— Start of Record excerpts —

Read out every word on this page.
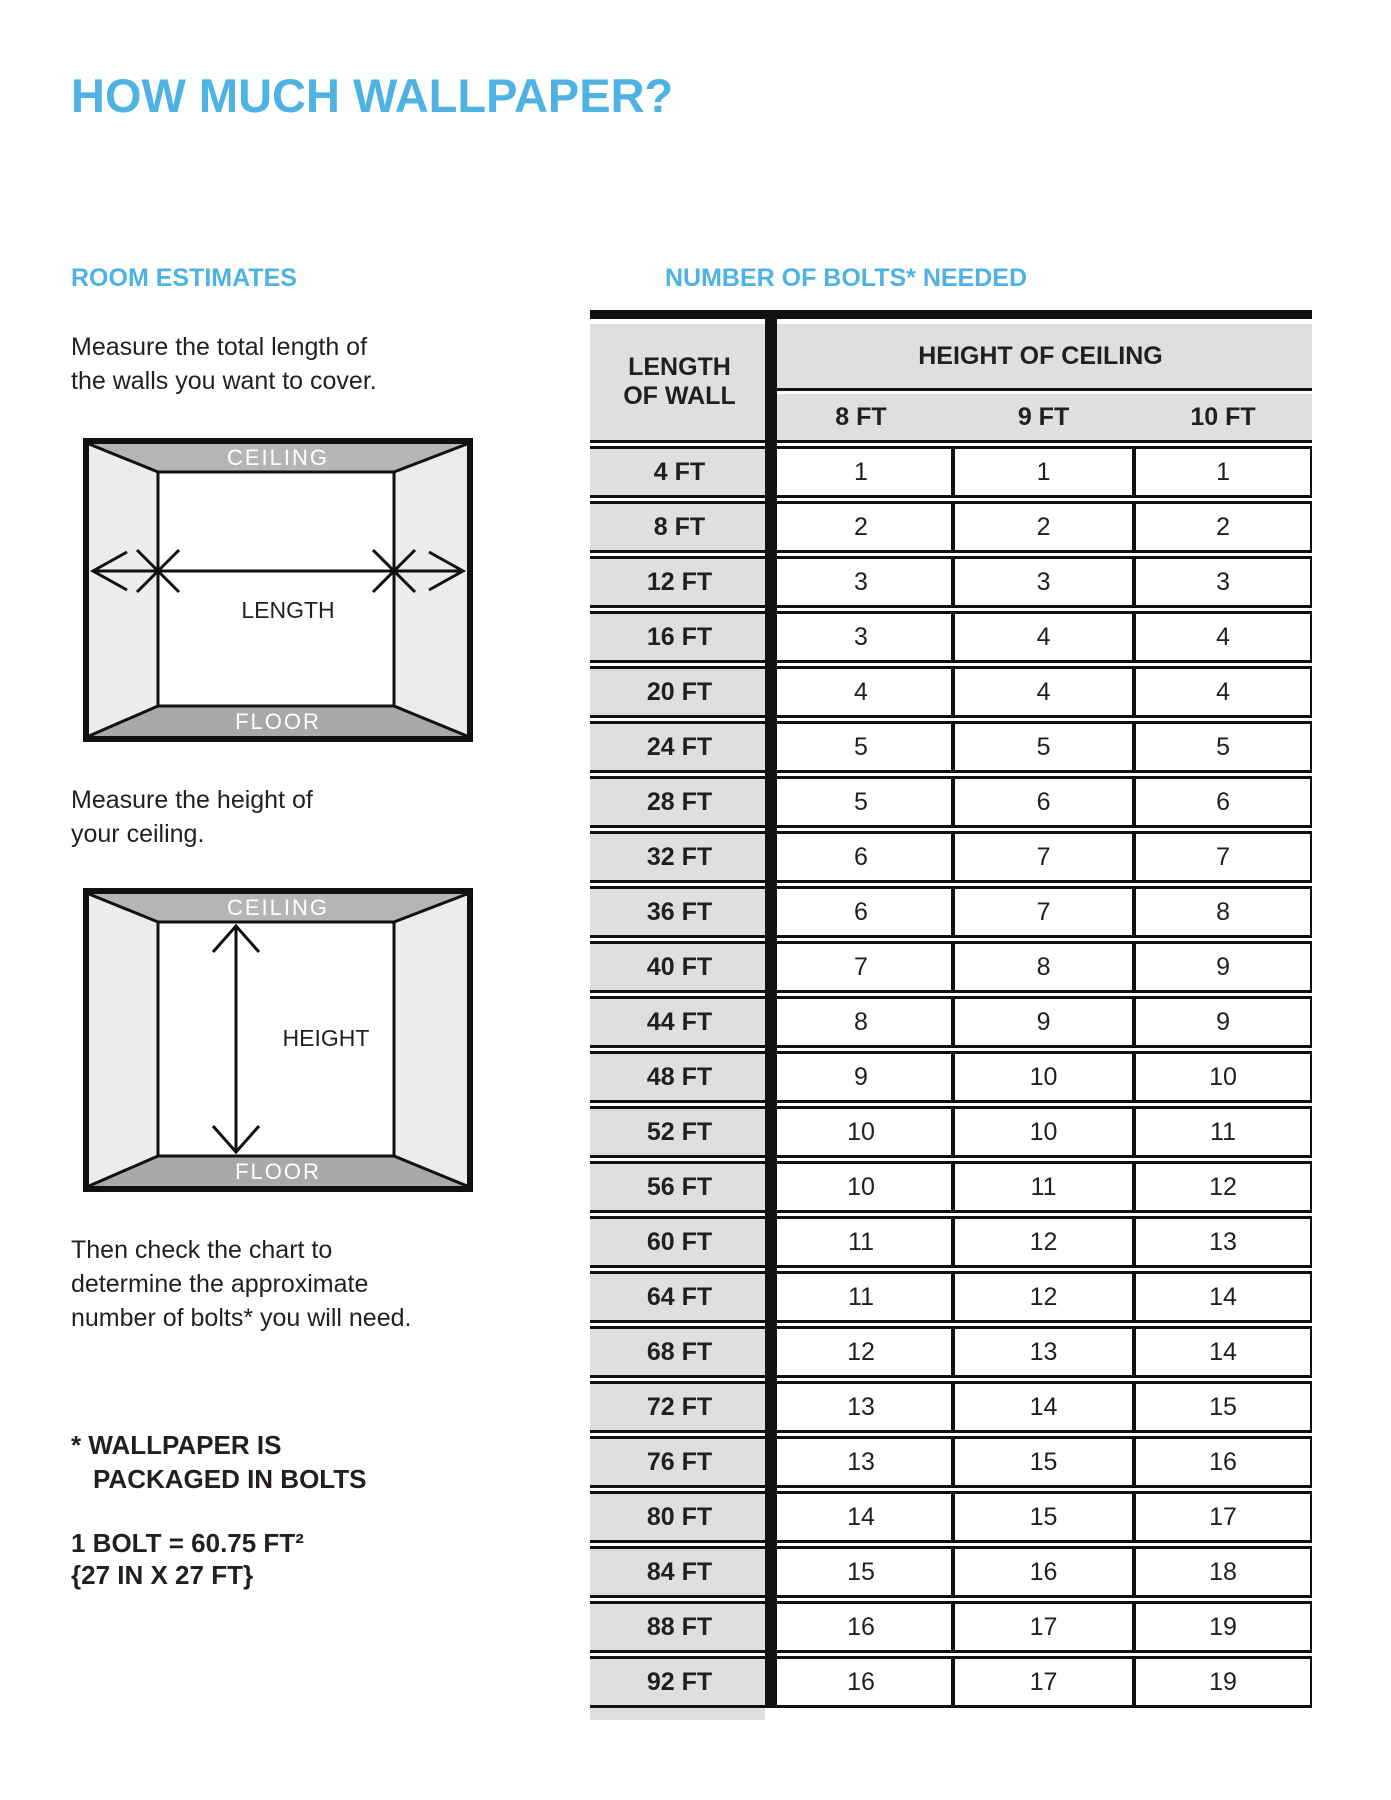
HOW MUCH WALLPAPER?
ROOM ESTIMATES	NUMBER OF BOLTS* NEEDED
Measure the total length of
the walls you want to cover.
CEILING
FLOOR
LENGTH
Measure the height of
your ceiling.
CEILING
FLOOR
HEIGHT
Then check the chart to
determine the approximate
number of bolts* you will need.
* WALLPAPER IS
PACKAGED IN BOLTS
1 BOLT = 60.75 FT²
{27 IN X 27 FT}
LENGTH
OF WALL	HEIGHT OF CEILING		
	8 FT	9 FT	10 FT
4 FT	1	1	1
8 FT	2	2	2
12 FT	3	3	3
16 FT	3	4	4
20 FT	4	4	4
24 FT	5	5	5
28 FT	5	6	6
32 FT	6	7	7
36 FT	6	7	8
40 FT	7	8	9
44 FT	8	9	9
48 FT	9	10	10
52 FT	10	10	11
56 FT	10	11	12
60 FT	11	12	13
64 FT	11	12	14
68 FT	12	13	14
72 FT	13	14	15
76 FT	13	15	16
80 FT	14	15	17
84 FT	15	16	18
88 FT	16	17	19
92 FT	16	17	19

— End of Record excerpts —

### Work instructions
In the copy, include no pictures; restate the listing above exactly.

### Output
Read out every word on this page.
HOW MUCH WALLPAPER?
ROOM ESTIMATES	NUMBER OF BOLTS* NEEDED
Measure the total length of
the walls you want to cover.
CEILING
FLOOR
LENGTH
Measure the height of
your ceiling.
CEILING
FLOOR
HEIGHT
Then check the chart to
determine the approximate
number of bolts* you will need.
* WALLPAPER IS
PACKAGED IN BOLTS
1 BOLT = 60.75 FT²
{27 IN X 27 FT}
LENGTH
OF WALL	HEIGHT OF CEILING		
	8 FT	9 FT	10 FT
4 FT	1	1	1
8 FT	2	2	2
12 FT	3	3	3
16 FT	3	4	4
20 FT	4	4	4
24 FT	5	5	5
28 FT	5	6	6
32 FT	6	7	7
36 FT	6	7	8
40 FT	7	8	9
44 FT	8	9	9
48 FT	9	10	10
52 FT	10	10	11
56 FT	10	11	12
60 FT	11	12	13
64 FT	11	12	14
68 FT	12	13	14
72 FT	13	14	15
76 FT	13	15	16
80 FT	14	15	17
84 FT	15	16	18
88 FT	16	17	19
92 FT	16	17	19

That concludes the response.